Short exercise:
Transcribe the records that follow, preserving every word.

Available records:
-- start --

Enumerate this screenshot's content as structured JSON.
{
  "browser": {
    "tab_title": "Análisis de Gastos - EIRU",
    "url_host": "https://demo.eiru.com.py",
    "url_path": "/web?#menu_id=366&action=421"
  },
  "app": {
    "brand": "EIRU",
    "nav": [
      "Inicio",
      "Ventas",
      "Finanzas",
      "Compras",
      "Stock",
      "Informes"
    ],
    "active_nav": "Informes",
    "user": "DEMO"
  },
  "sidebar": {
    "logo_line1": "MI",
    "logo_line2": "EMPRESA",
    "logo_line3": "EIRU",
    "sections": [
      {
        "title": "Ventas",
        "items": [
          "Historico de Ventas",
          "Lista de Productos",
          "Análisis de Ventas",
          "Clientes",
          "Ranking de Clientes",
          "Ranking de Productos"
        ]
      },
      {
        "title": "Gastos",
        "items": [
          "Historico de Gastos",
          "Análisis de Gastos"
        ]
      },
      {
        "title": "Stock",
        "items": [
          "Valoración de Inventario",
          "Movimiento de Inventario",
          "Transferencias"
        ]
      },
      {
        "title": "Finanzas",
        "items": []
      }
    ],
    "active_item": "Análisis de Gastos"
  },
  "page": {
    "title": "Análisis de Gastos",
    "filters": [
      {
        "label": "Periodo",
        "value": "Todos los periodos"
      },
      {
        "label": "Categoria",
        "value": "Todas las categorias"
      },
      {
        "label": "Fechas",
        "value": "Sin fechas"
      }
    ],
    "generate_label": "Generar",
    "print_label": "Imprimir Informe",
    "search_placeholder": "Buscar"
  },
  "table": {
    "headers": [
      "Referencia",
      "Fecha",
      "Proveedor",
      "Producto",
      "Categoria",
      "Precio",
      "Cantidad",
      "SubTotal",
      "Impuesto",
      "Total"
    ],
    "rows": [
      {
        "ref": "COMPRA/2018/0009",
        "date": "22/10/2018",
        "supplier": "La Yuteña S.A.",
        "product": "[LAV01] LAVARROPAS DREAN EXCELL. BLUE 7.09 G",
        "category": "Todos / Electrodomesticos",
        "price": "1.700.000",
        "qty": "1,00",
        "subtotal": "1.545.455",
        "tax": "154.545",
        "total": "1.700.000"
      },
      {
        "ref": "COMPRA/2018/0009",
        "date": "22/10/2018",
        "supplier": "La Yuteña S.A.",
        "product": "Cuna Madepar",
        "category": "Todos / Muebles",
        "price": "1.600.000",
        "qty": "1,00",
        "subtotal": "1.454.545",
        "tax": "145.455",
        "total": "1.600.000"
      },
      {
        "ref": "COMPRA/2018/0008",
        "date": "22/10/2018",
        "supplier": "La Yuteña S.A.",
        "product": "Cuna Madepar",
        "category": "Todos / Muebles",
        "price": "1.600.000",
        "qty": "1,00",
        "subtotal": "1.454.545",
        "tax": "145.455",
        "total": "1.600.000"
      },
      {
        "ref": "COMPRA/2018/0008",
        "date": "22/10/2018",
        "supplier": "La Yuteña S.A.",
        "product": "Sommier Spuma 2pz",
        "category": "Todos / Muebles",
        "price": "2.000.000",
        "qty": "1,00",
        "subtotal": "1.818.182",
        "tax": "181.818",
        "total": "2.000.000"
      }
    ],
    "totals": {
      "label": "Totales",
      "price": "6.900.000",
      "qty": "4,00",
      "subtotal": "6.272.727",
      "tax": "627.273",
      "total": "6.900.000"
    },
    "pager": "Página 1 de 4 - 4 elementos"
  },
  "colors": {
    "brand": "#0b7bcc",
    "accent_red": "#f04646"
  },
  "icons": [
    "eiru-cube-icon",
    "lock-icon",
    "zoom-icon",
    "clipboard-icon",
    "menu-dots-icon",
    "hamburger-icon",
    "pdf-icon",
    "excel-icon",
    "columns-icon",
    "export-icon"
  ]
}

-- end --

Output of the task:
Enumerate this screenshot's content as structured JSON.
{
  "browser": {
    "tab_title": "Análisis de Gastos - EIRU",
    "url_host": "https://demo.eiru.com.py",
    "url_path": "/web?#menu_id=366&action=421"
  },
  "app": {
    "brand": "EIRU",
    "nav": [
      "Inicio",
      "Ventas",
      "Finanzas",
      "Compras",
      "Stock",
      "Informes"
    ],
    "active_nav": "Informes",
    "user": "DEMO"
  },
  "sidebar": {
    "logo_line1": "MI",
    "logo_line2": "EMPRESA",
    "logo_line3": "EIRU",
    "sections": [
      {
        "title": "Ventas",
        "items": [
          "Historico de Ventas",
          "Lista de Productos",
          "Análisis de Ventas",
          "Clientes",
          "Ranking de Clientes",
          "Ranking de Productos"
        ]
      },
      {
        "title": "Gastos",
        "items": [
          "Historico de Gastos",
          "Análisis de Gastos"
        ]
      },
      {
        "title": "Stock",
        "items": [
          "Valoración de Inventario",
          "Movimiento de Inventario",
          "Transferencias"
        ]
      },
      {
        "title": "Finanzas",
        "items": []
      }
    ],
    "active_item": "Análisis de Gastos"
  },
  "page": {
    "title": "Análisis de Gastos",
    "filters": [
      {
        "label": "Periodo",
        "value": "Todos los periodos"
      },
      {
        "label": "Categoria",
        "value": "Todas las categorias"
      },
      {
        "label": "Fechas",
        "value": "Sin fechas"
      }
    ],
    "generate_label": "Generar",
    "print_label": "Imprimir Informe",
    "search_placeholder": "Buscar"
  },
  "table": {
    "headers": [
      "Referencia",
      "Fecha",
      "Proveedor",
      "Producto",
      "Categoria",
      "Precio",
      "Cantidad",
      "SubTotal",
      "Impuesto",
      "Total"
    ],
    "rows": [
      {
        "ref": "COMPRA/2018/0009",
        "date": "22/10/2018",
        "supplier": "La Yuteña S.A.",
        "product": "[LAV01] LAVARROPAS DREAN EXCELL. BLUE 7.09 G",
        "category": "Todos / Electrodomesticos",
        "price": "1.700.000",
        "qty": "1,00",
        "subtotal": "1.545.455",
        "tax": "154.545",
        "total": "1.700.000"
      },
      {
        "ref": "COMPRA/2018/0009",
        "date": "22/10/2018",
        "supplier": "La Yuteña S.A.",
        "product": "Cuna Madepar",
        "category": "Todos / Muebles",
        "price": "1.600.000",
        "qty": "1,00",
        "subtotal": "1.454.545",
        "tax": "145.455",
        "total": "1.600.000"
      },
      {
        "ref": "COMPRA/2018/0008",
        "date": "22/10/2018",
        "supplier": "La Yuteña S.A.",
        "product": "Cuna Madepar",
        "category": "Todos / Muebles",
        "price": "1.600.000",
        "qty": "1,00",
        "subtotal": "1.454.545",
        "tax": "145.455",
        "total": "1.600.000"
      },
      {
        "ref": "COMPRA/2018/0008",
        "date": "22/10/2018",
        "supplier": "La Yuteña S.A.",
        "product": "Sommier Spuma 2pz",
        "category": "Todos / Muebles",
        "price": "2.000.000",
        "qty": "1,00",
        "subtotal": "1.818.182",
        "tax": "181.818",
        "total": "2.000.000"
      }
    ],
    "totals": {
      "label": "Totales",
      "price": "6.900.000",
      "qty": "4,00",
      "subtotal": "6.272.727",
      "tax": "627.273",
      "total": "6.900.000"
    },
    "pager": "Página 1 de 4 - 4 elementos"
  },
  "colors": {
    "brand": "#0b7bcc",
    "accent_red": "#f04646"
  },
  "icons": [
    "eiru-cube-icon",
    "lock-icon",
    "zoom-icon",
    "clipboard-icon",
    "menu-dots-icon",
    "hamburger-icon",
    "pdf-icon",
    "excel-icon",
    "columns-icon",
    "export-icon"
  ]
}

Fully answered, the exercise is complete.